### DIRECTIONS:
According to the article about the ceramicist's exhibition, who curated Tendril is the Night?

Fashion

The House Of Pots: The Ceramicist Making Clay Provocative


Chelsea potter and artist Kate Braine opened her striking 18th-century townhouse last night for a preview of her June solo exhibition, Tendril is the Night, curated by Fru Tholstup. 300 fantastical pots, created over two decades, whose sculpted branches curl and twist along walls, shelves and surfaces, were unleashed in a The Day of the Triffids-style takeover of the elegant house.

Braine takes inspiration from the natural world, but these aren’t sea creatures, flora or plants you’ve seen before; she intends to shock with kaleidoscopic colour, ideas and design techniques. Vibrant “Red Poppy Glazed Pots” team clay with melted recycled miniature liquor bottles, cocktail goblets, sacks of broken windscreen car glass and Murano glass which gleams in bloody pools clashing against malachite-green walls. An assortment of “Veg and Vag” three-dimensional shapes lie provocatively along the panelled entrance hall. Menacing dark forest lagoon beings spread their multi-limb fringes from mantelpieces and lava alien flowers tantalise with droplets of glass beads like amber nectar nestling within their leaves which, in Braine’s world, is guaranteed to poison.

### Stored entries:
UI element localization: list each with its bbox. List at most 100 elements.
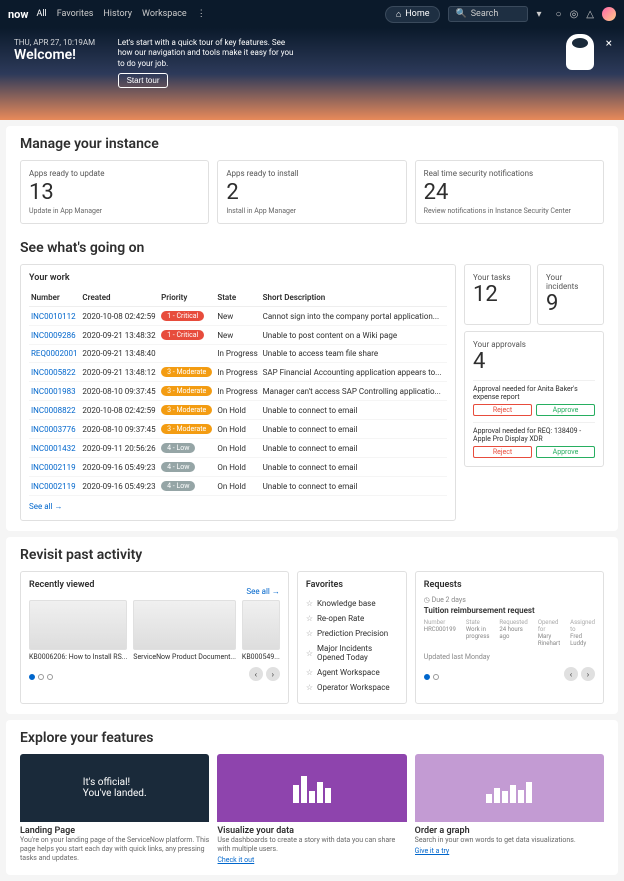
star-icon: ☆ (306, 668, 313, 677)
search-icon: 🔍 (455, 9, 466, 19)
revisit-heading: Revisit past activity (20, 547, 604, 563)
nav-more-icon[interactable]: ⋮ (197, 9, 206, 19)
favorites-panel: Favorites ☆Knowledge base☆Re-open Rate☆P… (297, 571, 407, 704)
favorite-item[interactable]: ☆Major Incidents Opened Today (306, 641, 398, 665)
table-row[interactable]: REQ00020012020-09-21 13:48:40In Progress… (29, 345, 447, 363)
logo: now (8, 8, 28, 21)
see-all-link[interactable]: See all → (29, 502, 62, 511)
table-row[interactable]: INC00021192020-09-16 05:49:234 - LowOn H… (29, 458, 447, 477)
approval-item: Approval needed for Anita Baker's expens… (473, 380, 595, 416)
nav-workspace[interactable]: Workspace (142, 9, 187, 19)
priority-badge: 3 - Moderate (161, 367, 212, 377)
going-heading: See what's going on (20, 240, 604, 256)
feature-link[interactable]: Give it a try (415, 847, 450, 855)
table-row[interactable]: INC00058222020-09-21 13:48:123 - Moderat… (29, 363, 447, 382)
table-row[interactable]: INC00021192020-09-16 05:49:234 - LowOn H… (29, 477, 447, 496)
req-prev-icon[interactable]: ‹ (564, 667, 578, 681)
astronaut-graphic (566, 34, 594, 70)
manage-heading: Manage your instance (20, 136, 604, 152)
star-icon: ☆ (306, 683, 313, 692)
home-icon: ⌂ (396, 9, 401, 20)
next-arrow-icon[interactable]: › (266, 667, 280, 681)
nav-favorites[interactable]: Favorites (57, 9, 94, 19)
star-icon: ☆ (306, 599, 313, 608)
approve-button[interactable]: Approve (536, 404, 595, 416)
work-table: NumberCreatedPriorityStateShort Descript… (29, 289, 447, 496)
recent-item[interactable]: KB000549... (242, 600, 280, 661)
table-row[interactable]: INC00014322020-09-11 20:56:264 - LowOn H… (29, 439, 447, 458)
favorite-item[interactable]: ☆Knowledge base (306, 596, 398, 611)
favorite-item[interactable]: ☆Prediction Precision (306, 626, 398, 641)
avatar[interactable] (602, 7, 616, 21)
ticket-link[interactable]: INC0002119 (31, 482, 76, 491)
ticket-link[interactable]: INC0005822 (31, 368, 76, 377)
stat-card[interactable]: Apps ready to install2Install in App Man… (217, 160, 406, 224)
recent-item[interactable]: ServiceNow Product Document... (133, 600, 236, 661)
feature-card[interactable]: Order a graphSearch in your own words to… (415, 754, 604, 865)
top-icons: ○ ◎ △ (556, 7, 616, 21)
approval-item: Approval needed for REQ: 138409 - Apple … (473, 422, 595, 458)
request-name[interactable]: Tuition reimbursement request (424, 606, 595, 615)
home-pill[interactable]: ⌂Home (385, 6, 441, 23)
ticket-link[interactable]: INC0009286 (31, 331, 76, 340)
ticket-link[interactable]: REQ0002001 (31, 349, 77, 358)
help-icon[interactable]: ◎ (570, 9, 579, 20)
table-row[interactable]: INC00088222020-10-08 02:42:593 - Moderat… (29, 401, 447, 420)
priority-badge: 3 - Moderate (161, 405, 212, 415)
req-dots[interactable] (424, 674, 439, 680)
incidents-card[interactable]: Your incidents 9 (537, 264, 604, 325)
reject-button[interactable]: Reject (473, 446, 532, 458)
table-row[interactable]: INC00101122020-10-08 02:42:591 - Critica… (29, 307, 447, 326)
recently-viewed-panel: Recently viewed See all → KB0006206: How… (20, 571, 289, 704)
reject-button[interactable]: Reject (473, 404, 532, 416)
manage-section: Manage your instance Apps ready to updat… (6, 126, 618, 531)
star-icon: ☆ (306, 629, 313, 638)
favorite-item[interactable]: ☆Operator Workspace (306, 680, 398, 695)
hero-blurb: Let's start with a quick tour of key fea… (118, 38, 298, 69)
stat-card[interactable]: Real time security notifications24Review… (415, 160, 604, 224)
feature-card[interactable]: It's official! You've landed.Landing Pag… (20, 754, 209, 865)
tasks-card[interactable]: Your tasks 12 (464, 264, 531, 325)
hero-title: Welcome! (14, 47, 95, 63)
table-row[interactable]: INC00037762020-08-10 09:37:453 - Moderat… (29, 420, 447, 439)
your-work-title: Your work (29, 273, 447, 283)
prev-arrow-icon[interactable]: ‹ (249, 667, 263, 681)
feature-card[interactable]: Visualize your dataUse dashboards to cre… (217, 754, 406, 865)
search-input[interactable]: 🔍Search (448, 6, 528, 22)
table-row[interactable]: INC00092862020-09-21 13:48:321 - Critica… (29, 326, 447, 345)
ticket-link[interactable]: INC0010112 (31, 312, 76, 321)
bell-icon[interactable]: △ (586, 9, 594, 20)
approve-button[interactable]: Approve (536, 446, 595, 458)
req-next-icon[interactable]: › (581, 667, 595, 681)
feature-link[interactable]: Check it out (217, 856, 254, 864)
topnav: All Favorites History Workspace ⋮ (36, 9, 205, 19)
refresh-icon[interactable]: ○ (556, 9, 562, 20)
start-tour-button[interactable]: Start tour (118, 73, 169, 88)
welcome-banner: × THU, APR 27, 10:19AM Welcome! Let's st… (0, 28, 624, 120)
approvals-card: Your approvals 4 Approval needed for Ani… (464, 331, 604, 467)
requests-panel: Requests ◷ Due 2 days Tuition reimbursem… (415, 571, 604, 704)
recent-see-all[interactable]: See all → (246, 587, 279, 596)
stat-card[interactable]: Apps ready to update13Update in App Mana… (20, 160, 209, 224)
priority-badge: 4 - Low (161, 462, 195, 472)
table-row[interactable]: INC00019832020-08-10 09:37:453 - Moderat… (29, 382, 447, 401)
priority-badge: 3 - Moderate (161, 386, 212, 396)
carousel-dots[interactable] (29, 674, 53, 680)
ticket-link[interactable]: INC0003776 (31, 425, 76, 434)
nav-history[interactable]: History (103, 9, 132, 19)
close-icon[interactable]: × (606, 36, 612, 50)
priority-badge: 3 - Moderate (161, 424, 212, 434)
recent-item[interactable]: KB0006206: How to Install RS... (29, 600, 127, 661)
ticket-link[interactable]: INC0001983 (31, 387, 76, 396)
favorite-item[interactable]: ☆Agent Workspace (306, 665, 398, 680)
search-dropdown-icon[interactable]: ▾ (536, 9, 541, 20)
ticket-link[interactable]: INC0001432 (31, 444, 76, 453)
nav-all[interactable]: All (36, 9, 46, 19)
clock-icon: ◷ (424, 596, 432, 604)
ticket-link[interactable]: INC0002119 (31, 463, 76, 472)
ticket-link[interactable]: INC0008822 (31, 406, 76, 415)
priority-badge: 4 - Low (161, 481, 195, 491)
priority-badge: 1 - Critical (161, 311, 204, 321)
explore-heading: Explore your features (20, 730, 604, 746)
favorite-item[interactable]: ☆Re-open Rate (306, 611, 398, 626)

### ANSWER TO THE TASK:
Fru Tholstup